Task statement
Among the lines listed below, count those that include the string "badawcze", and state only the count.

Source material
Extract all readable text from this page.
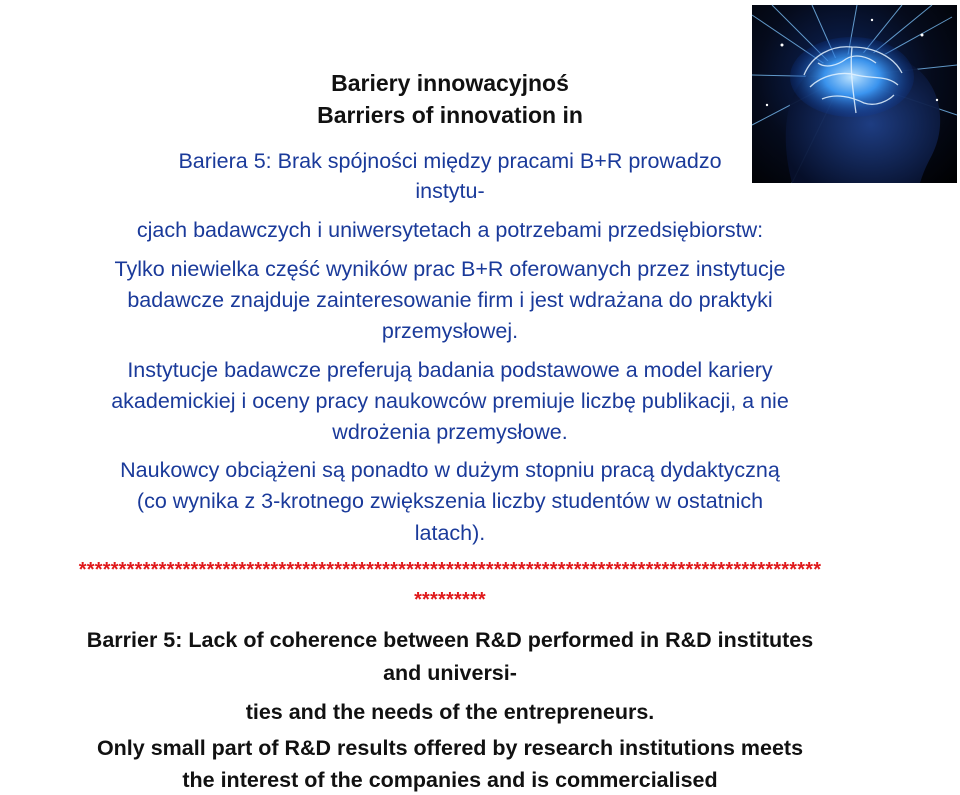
Bariery innowacyjnoś
Barriers of innovation in
Bariera 5: Brak spójności między pracami B+R prowadzo
instytu-
cjach badawczych i uniwersytetach a potrzebami przedsiębiorstw:
Tylko niewielka część wyników prac B+R oferowanych przez instytucje
badawcze znajduje zainteresowanie firm i jest wdrażana do praktyki
przemysłowej.
Instytucje badawcze preferują badania podstawowe a model kariery
akademickiej i oceny pracy naukowców premiuje liczbę publikacji, a nie
wdrożenia przemysłowe.
Naukowcy obciążeni są ponadto w dużym stopniu pracą dydaktyczną
(co wynika z 3-krotnego zwiększenia liczby studentów w ostatnich
latach).
*********************************************************************************************
*********
Barrier 5: Lack of coherence between R&D performed in R&D institutes
and universi-
ties and the needs of the entrepreneurs.
Only small part of R&D results offered by research institutions meets
the interest of the companies and is commercialised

Answer to the exercise
2